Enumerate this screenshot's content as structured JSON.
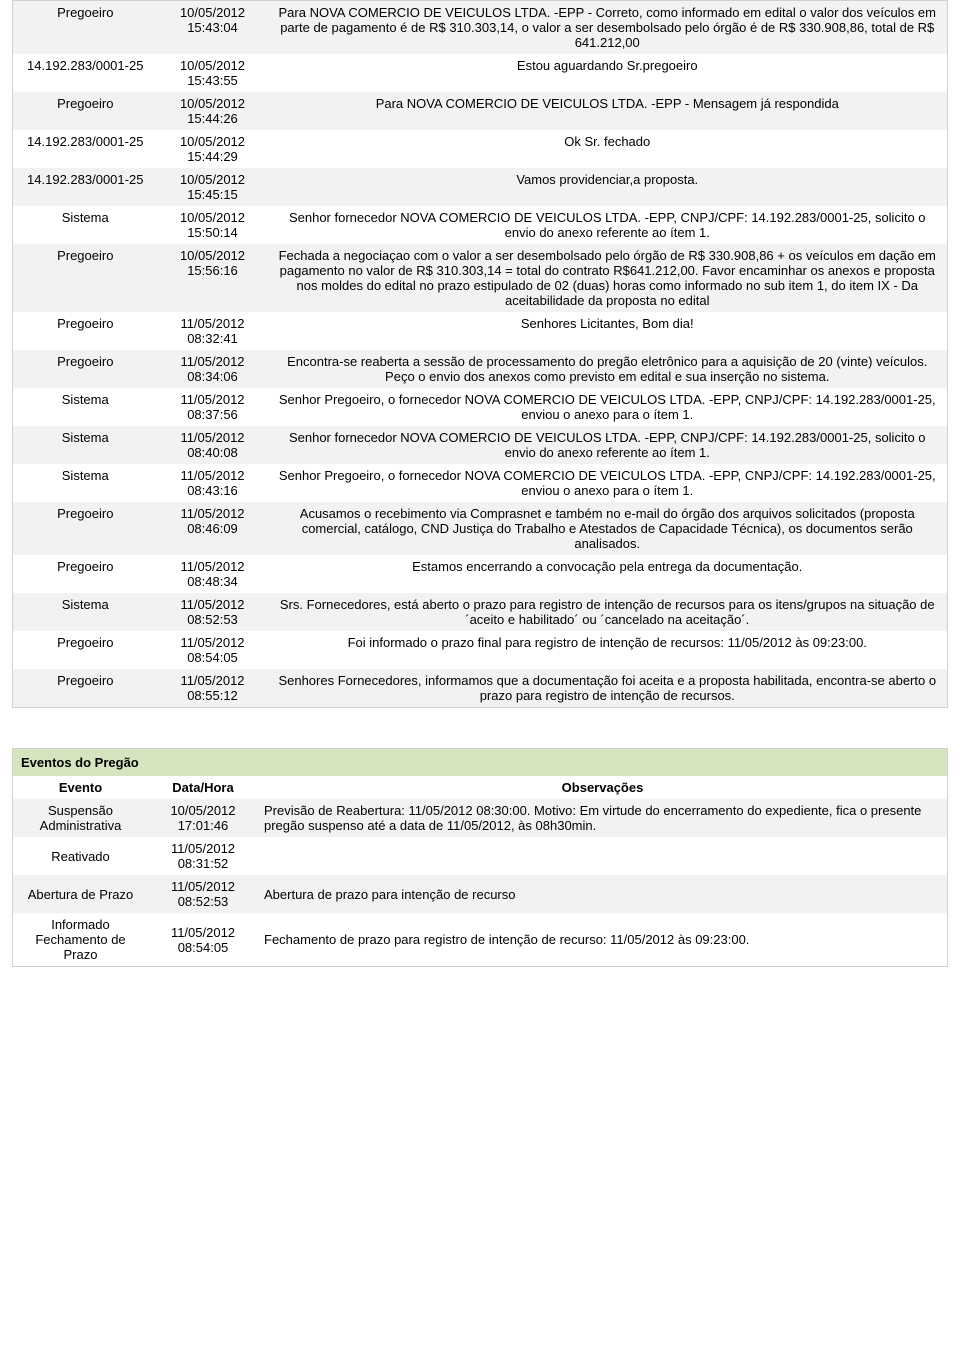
{
  "messages": {
    "rows": [
      {
        "sender": "Pregoeiro",
        "datetime": "10/05/2012 15:43:04",
        "text": "Para NOVA COMERCIO DE VEICULOS LTDA. -EPP - Correto, como informado em edital o valor dos veículos em parte de pagamento é de R$ 310.303,14, o valor a ser desembolsado pelo órgão é de R$ 330.908,86, total de R$ 641.212,00"
      },
      {
        "sender": "14.192.283/0001-25",
        "datetime": "10/05/2012 15:43:55",
        "text": "Estou aguardando Sr.pregoeiro"
      },
      {
        "sender": "Pregoeiro",
        "datetime": "10/05/2012 15:44:26",
        "text": "Para NOVA COMERCIO DE VEICULOS LTDA. -EPP - Mensagem já respondida"
      },
      {
        "sender": "14.192.283/0001-25",
        "datetime": "10/05/2012 15:44:29",
        "text": "Ok Sr. fechado"
      },
      {
        "sender": "14.192.283/0001-25",
        "datetime": "10/05/2012 15:45:15",
        "text": "Vamos providenciar,a proposta."
      },
      {
        "sender": "Sistema",
        "datetime": "10/05/2012 15:50:14",
        "text": "Senhor fornecedor NOVA COMERCIO DE VEICULOS LTDA. -EPP, CNPJ/CPF: 14.192.283/0001-25, solicito o envio do anexo referente ao ítem 1."
      },
      {
        "sender": "Pregoeiro",
        "datetime": "10/05/2012 15:56:16",
        "text": "Fechada a negociaçao com o valor a ser desembolsado pelo órgão de R$ 330.908,86 + os veículos em dação em pagamento no valor de R$ 310.303,14 = total do contrato R$641.212,00. Favor encaminhar os anexos e proposta nos moldes do edital no prazo estipulado de 02 (duas) horas como informado no sub item 1, do item IX - Da aceitabilidade da proposta no edital"
      },
      {
        "sender": "Pregoeiro",
        "datetime": "11/05/2012 08:32:41",
        "text": "Senhores Licitantes, Bom dia!"
      },
      {
        "sender": "Pregoeiro",
        "datetime": "11/05/2012 08:34:06",
        "text": "Encontra-se reaberta a sessão de processamento do pregão eletrônico para a aquisição de 20 (vinte) veículos. Peço o envio dos anexos como previsto em edital e sua inserção no sistema."
      },
      {
        "sender": "Sistema",
        "datetime": "11/05/2012 08:37:56",
        "text": "Senhor Pregoeiro, o fornecedor NOVA COMERCIO DE VEICULOS LTDA. -EPP, CNPJ/CPF: 14.192.283/0001-25, enviou o anexo para o ítem 1."
      },
      {
        "sender": "Sistema",
        "datetime": "11/05/2012 08:40:08",
        "text": "Senhor fornecedor NOVA COMERCIO DE VEICULOS LTDA. -EPP, CNPJ/CPF: 14.192.283/0001-25, solicito o envio do anexo referente ao ítem 1."
      },
      {
        "sender": "Sistema",
        "datetime": "11/05/2012 08:43:16",
        "text": "Senhor Pregoeiro, o fornecedor NOVA COMERCIO DE VEICULOS LTDA. -EPP, CNPJ/CPF: 14.192.283/0001-25, enviou o anexo para o ítem 1."
      },
      {
        "sender": "Pregoeiro",
        "datetime": "11/05/2012 08:46:09",
        "text": "Acusamos o recebimento via Comprasnet e também no e-mail do órgão dos arquivos solicitados (proposta comercial, catálogo, CND Justiça do Trabalho e Atestados de Capacidade Técnica), os documentos serão analisados."
      },
      {
        "sender": "Pregoeiro",
        "datetime": "11/05/2012 08:48:34",
        "text": "Estamos encerrando a convocação pela entrega da documentação."
      },
      {
        "sender": "Sistema",
        "datetime": "11/05/2012 08:52:53",
        "text": "Srs. Fornecedores, está aberto o prazo para registro de intenção de recursos para os itens/grupos na situação de ´aceito e habilitado´ ou ´cancelado na aceitação´."
      },
      {
        "sender": "Pregoeiro",
        "datetime": "11/05/2012 08:54:05",
        "text": "Foi informado o prazo final para registro de intenção de recursos: 11/05/2012 às 09:23:00."
      },
      {
        "sender": "Pregoeiro",
        "datetime": "11/05/2012 08:55:12",
        "text": "Senhores Fornecedores, informamos que a documentação foi aceita e a proposta habilitada, encontra-se aberto o prazo para registro de intenção de recursos."
      }
    ]
  },
  "events": {
    "title": "Eventos do Pregão",
    "headers": {
      "evento": "Evento",
      "datahora": "Data/Hora",
      "obs": "Observações"
    },
    "rows": [
      {
        "evento": "Suspensão Administrativa",
        "datahora": "10/05/2012 17:01:46",
        "obs": "Previsão de Reabertura: 11/05/2012 08:30:00.  Motivo: Em virtude do encerramento do expediente, fica o presente pregão suspenso até a data de 11/05/2012, às 08h30min."
      },
      {
        "evento": "Reativado",
        "datahora": "11/05/2012 08:31:52",
        "obs": ""
      },
      {
        "evento": "Abertura de Prazo",
        "datahora": "11/05/2012 08:52:53",
        "obs": "Abertura de prazo para intenção de recurso"
      },
      {
        "evento": "Informado Fechamento de Prazo",
        "datahora": "11/05/2012 08:54:05",
        "obs": "Fechamento de prazo para registro de intenção de recurso: 11/05/2012 às 09:23:00."
      }
    ]
  }
}
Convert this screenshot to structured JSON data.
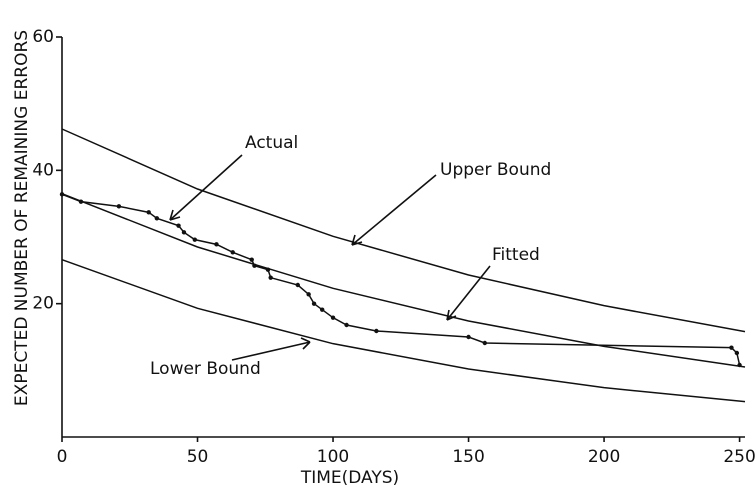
{
  "chart_data": {
    "type": "line",
    "x_label": "TIME(DAYS)",
    "y_label": "EXPECTED NUMBER OF REMAINING ERRORS",
    "xlim": [
      0,
      252
    ],
    "ylim": [
      0,
      60
    ],
    "xticks": [
      0,
      50,
      100,
      150,
      200,
      250
    ],
    "yticks": [
      20,
      40,
      60
    ],
    "color": "#111111",
    "series": [
      {
        "name": "Actual",
        "markers": true,
        "x": [
          0,
          7,
          21,
          32,
          35,
          43,
          45,
          49,
          57,
          63,
          70,
          71,
          76,
          77,
          87,
          91,
          93,
          96,
          100,
          105,
          116,
          150,
          156,
          247,
          249,
          250
        ],
        "values": [
          36.4,
          35.3,
          34.6,
          33.7,
          32.8,
          31.7,
          30.7,
          29.6,
          28.9,
          27.7,
          26.6,
          25.7,
          25.1,
          23.9,
          22.8,
          21.4,
          20,
          19.1,
          17.9,
          16.8,
          15.9,
          15.0,
          14.1,
          13.4,
          12.6,
          10.8
        ]
      },
      {
        "name": "Upper Bound",
        "markers": false,
        "x": [
          0,
          50,
          100,
          150,
          200,
          252
        ],
        "values": [
          46.2,
          37.2,
          30.1,
          24.3,
          19.7,
          15.8
        ]
      },
      {
        "name": "Fitted",
        "markers": false,
        "x": [
          0,
          50,
          100,
          150,
          200,
          252
        ],
        "values": [
          36.5,
          28.5,
          22.3,
          17.4,
          13.6,
          10.5
        ]
      },
      {
        "name": "Lower Bound",
        "markers": false,
        "x": [
          0,
          50,
          100,
          150,
          200,
          252
        ],
        "values": [
          26.6,
          19.3,
          14.0,
          10.2,
          7.4,
          5.3
        ]
      }
    ]
  }
}
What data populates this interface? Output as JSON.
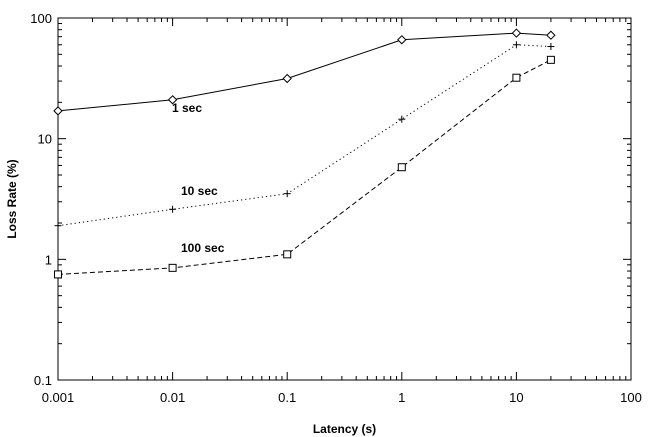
{
  "chart_data": {
    "type": "line",
    "title": "",
    "xlabel": "Latency (s)",
    "ylabel": "Loss Rate (%)",
    "x_scale": "log",
    "y_scale": "log",
    "xlim": [
      0.001,
      100
    ],
    "ylim": [
      0.1,
      100
    ],
    "x_ticks": [
      "0.001",
      "0.01",
      "0.1",
      "1",
      "10",
      "100"
    ],
    "y_ticks": [
      "0.1",
      "1",
      "10",
      "100"
    ],
    "grid": false,
    "series": [
      {
        "name": "1 sec",
        "line_style": "solid",
        "marker": "diamond",
        "x": [
          0.001,
          0.01,
          0.1,
          1,
          10,
          20
        ],
        "values": [
          17,
          21,
          31.5,
          66,
          75,
          72
        ]
      },
      {
        "name": "10 sec",
        "line_style": "dotted",
        "marker": "plus",
        "x": [
          0.001,
          0.01,
          0.1,
          1,
          10,
          20
        ],
        "values": [
          1.9,
          2.6,
          3.5,
          14.5,
          60,
          58
        ]
      },
      {
        "name": "100 sec",
        "line_style": "dashed",
        "marker": "square",
        "x": [
          0.001,
          0.01,
          0.1,
          1,
          10,
          20
        ],
        "values": [
          0.75,
          0.85,
          1.1,
          5.8,
          32,
          45
        ]
      }
    ]
  }
}
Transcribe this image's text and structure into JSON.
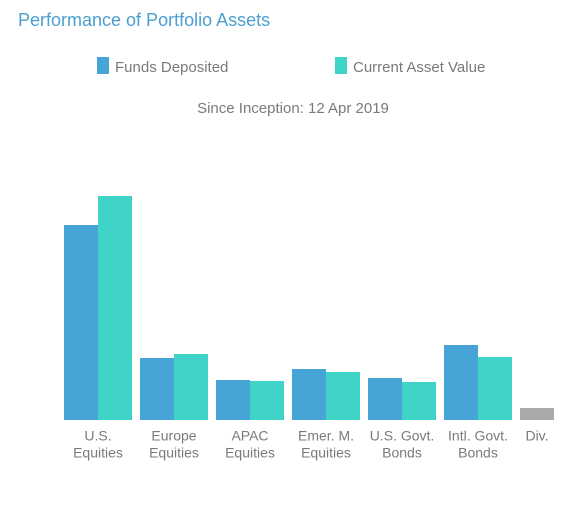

####################

List every line above that contains the word "Senhores".

        "text": "Senhores Licitantes, Bom dia!"
        "text": "Senhores Fornecedores, informamos que a documentação foi aceita e a proposta habilitada, encontra-se aberto o prazo para registro de intenção de recursos."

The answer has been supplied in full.